▸ PROVIDED DATA:
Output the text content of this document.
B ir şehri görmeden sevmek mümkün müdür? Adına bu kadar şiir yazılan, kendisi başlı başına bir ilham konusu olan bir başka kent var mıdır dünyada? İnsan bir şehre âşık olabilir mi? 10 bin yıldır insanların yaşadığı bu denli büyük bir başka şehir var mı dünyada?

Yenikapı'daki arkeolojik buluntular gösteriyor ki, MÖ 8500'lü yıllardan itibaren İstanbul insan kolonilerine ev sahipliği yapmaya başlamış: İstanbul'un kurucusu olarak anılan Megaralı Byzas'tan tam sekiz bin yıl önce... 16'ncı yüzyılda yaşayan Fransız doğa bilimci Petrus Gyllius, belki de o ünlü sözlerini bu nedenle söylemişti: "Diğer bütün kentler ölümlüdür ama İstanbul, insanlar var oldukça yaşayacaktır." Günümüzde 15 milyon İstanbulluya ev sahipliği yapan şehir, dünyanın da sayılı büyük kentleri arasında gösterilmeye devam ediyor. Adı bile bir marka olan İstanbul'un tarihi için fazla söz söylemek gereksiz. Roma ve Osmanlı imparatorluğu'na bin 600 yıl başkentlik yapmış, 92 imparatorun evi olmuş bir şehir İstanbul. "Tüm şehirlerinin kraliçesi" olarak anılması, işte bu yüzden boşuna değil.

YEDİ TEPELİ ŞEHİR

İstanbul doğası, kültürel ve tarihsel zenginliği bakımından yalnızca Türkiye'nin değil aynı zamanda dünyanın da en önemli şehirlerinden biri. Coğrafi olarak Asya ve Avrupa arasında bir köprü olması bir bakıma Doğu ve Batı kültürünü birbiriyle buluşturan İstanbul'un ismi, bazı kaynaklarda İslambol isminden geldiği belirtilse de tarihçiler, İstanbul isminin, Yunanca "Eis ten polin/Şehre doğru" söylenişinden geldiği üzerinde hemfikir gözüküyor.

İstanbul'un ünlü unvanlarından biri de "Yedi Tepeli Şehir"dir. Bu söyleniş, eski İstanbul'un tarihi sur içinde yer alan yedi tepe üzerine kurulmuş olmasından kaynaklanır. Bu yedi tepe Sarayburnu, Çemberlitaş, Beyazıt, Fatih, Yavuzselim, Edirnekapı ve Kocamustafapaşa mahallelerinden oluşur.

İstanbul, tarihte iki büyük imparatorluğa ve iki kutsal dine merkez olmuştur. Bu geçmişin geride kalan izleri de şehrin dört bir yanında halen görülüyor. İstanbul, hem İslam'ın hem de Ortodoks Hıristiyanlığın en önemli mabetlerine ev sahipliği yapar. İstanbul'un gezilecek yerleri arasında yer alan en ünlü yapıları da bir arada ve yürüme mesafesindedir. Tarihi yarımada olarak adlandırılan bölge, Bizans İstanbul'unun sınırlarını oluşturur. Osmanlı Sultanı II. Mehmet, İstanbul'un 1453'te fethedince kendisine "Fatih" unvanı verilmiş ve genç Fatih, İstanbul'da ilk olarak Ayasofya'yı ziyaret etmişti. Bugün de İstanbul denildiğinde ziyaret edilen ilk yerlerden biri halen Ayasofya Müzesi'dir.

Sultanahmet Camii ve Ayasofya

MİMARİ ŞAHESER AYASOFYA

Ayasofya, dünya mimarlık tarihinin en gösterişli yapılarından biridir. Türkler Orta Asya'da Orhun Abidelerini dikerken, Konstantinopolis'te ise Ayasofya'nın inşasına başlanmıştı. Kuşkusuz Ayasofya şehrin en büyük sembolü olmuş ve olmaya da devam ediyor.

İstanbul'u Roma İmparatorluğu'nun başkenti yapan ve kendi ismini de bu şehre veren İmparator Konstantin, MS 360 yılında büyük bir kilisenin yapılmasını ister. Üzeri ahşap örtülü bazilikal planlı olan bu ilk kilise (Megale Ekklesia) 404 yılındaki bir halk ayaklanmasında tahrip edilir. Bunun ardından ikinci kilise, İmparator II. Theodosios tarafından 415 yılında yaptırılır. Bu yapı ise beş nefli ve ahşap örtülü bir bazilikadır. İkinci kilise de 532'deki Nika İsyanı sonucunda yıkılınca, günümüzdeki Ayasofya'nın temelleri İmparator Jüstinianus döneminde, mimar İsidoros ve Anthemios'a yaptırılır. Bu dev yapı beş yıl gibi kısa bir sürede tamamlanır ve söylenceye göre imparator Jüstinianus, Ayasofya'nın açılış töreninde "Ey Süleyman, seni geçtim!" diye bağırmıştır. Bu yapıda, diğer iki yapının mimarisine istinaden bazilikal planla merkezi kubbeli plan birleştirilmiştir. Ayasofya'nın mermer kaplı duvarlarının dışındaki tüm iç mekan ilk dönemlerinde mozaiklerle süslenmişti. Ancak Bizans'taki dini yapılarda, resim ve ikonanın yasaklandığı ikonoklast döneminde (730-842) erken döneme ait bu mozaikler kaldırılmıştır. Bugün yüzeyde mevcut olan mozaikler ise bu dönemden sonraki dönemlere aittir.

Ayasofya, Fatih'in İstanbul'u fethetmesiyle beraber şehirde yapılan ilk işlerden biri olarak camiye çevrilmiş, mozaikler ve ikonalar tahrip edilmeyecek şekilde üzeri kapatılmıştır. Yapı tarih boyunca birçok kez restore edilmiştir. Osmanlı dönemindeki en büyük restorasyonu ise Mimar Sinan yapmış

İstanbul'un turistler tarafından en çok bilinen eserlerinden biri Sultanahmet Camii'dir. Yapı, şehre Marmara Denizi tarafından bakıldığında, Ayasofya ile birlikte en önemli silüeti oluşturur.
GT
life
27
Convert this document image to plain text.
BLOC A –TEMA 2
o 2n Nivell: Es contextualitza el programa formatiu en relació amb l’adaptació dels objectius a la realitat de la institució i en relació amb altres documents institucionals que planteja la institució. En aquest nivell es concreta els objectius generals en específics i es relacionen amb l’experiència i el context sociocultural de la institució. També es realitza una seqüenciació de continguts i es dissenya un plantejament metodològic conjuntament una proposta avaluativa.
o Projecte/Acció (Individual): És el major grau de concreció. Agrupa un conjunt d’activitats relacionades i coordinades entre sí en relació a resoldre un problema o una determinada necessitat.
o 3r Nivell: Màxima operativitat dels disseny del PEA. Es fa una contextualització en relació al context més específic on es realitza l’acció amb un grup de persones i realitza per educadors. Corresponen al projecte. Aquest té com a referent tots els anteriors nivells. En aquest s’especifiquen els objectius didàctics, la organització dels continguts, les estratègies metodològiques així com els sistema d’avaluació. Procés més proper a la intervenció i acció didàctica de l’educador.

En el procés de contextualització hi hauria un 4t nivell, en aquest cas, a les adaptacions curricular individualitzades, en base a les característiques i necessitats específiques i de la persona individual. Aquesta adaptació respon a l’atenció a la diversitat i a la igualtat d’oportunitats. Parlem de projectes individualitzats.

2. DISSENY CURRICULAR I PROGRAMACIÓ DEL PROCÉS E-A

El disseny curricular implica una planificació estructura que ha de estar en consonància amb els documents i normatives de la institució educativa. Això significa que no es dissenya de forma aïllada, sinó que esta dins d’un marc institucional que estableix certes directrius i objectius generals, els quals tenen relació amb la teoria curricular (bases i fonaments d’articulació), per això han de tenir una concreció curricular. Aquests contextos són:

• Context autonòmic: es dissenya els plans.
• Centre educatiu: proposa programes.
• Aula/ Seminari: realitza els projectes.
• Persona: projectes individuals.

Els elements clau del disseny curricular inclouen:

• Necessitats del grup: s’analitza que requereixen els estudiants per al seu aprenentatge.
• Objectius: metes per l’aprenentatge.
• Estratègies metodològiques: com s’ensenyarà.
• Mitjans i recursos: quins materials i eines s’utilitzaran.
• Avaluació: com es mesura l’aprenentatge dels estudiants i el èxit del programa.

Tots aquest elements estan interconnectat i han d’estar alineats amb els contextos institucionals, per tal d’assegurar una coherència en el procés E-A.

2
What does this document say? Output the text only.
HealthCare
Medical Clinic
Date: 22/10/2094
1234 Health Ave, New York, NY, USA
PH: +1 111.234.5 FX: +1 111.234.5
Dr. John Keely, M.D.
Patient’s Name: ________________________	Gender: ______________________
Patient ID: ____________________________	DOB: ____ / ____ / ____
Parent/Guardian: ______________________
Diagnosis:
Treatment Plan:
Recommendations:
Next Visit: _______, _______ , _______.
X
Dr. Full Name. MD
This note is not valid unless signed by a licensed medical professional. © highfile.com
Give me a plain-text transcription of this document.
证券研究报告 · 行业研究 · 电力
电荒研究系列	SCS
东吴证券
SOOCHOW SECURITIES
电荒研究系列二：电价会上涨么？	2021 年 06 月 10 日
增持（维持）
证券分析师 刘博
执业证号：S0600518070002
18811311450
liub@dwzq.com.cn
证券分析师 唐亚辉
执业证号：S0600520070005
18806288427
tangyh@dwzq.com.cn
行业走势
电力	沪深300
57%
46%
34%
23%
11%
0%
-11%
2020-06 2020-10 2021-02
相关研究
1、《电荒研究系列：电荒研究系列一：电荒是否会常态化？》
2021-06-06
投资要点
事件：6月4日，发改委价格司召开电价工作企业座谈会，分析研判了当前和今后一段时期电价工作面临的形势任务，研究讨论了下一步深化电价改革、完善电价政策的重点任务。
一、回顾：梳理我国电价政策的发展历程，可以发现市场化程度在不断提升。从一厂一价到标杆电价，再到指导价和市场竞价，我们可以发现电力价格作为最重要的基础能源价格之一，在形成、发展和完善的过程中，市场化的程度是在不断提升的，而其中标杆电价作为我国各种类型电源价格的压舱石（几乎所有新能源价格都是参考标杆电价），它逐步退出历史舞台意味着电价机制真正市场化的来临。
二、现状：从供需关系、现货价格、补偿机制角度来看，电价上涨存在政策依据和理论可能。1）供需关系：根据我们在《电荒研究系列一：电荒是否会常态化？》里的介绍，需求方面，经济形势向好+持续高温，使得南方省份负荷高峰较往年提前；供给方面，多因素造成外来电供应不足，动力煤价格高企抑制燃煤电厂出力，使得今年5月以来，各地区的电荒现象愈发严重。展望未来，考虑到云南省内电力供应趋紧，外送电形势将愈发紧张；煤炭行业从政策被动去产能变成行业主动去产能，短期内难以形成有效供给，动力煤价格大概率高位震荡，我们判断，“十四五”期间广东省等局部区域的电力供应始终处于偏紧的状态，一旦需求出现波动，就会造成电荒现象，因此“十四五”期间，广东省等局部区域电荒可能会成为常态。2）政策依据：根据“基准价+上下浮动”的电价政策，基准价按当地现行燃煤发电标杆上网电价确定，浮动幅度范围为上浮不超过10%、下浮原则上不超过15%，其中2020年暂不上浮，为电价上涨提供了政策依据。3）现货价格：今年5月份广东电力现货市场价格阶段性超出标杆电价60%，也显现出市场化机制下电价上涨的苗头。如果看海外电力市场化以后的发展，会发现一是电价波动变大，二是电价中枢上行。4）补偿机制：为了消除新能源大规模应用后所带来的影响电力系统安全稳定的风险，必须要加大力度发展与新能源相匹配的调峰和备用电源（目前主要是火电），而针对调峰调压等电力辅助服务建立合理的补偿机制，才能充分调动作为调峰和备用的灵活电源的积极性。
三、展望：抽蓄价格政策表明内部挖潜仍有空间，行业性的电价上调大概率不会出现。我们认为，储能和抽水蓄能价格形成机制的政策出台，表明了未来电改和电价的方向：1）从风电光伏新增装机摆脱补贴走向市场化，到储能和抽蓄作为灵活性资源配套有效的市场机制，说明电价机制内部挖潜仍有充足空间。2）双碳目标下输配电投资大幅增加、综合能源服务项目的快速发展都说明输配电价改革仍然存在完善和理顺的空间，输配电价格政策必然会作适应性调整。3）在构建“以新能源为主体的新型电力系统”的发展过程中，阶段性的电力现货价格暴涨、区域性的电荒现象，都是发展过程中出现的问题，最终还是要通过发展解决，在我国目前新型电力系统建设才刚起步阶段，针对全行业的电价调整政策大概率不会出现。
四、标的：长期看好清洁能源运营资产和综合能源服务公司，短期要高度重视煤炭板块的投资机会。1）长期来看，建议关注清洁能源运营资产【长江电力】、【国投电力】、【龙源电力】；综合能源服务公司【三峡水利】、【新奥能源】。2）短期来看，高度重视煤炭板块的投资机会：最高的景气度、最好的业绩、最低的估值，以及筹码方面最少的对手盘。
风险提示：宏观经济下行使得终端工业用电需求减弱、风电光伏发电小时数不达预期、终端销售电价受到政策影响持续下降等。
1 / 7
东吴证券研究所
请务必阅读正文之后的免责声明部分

▸ AIM OF THE TASK:
Count each line of the data where the word "contextos" appears, then reply with the total only.

▸ TASK RESULT:
2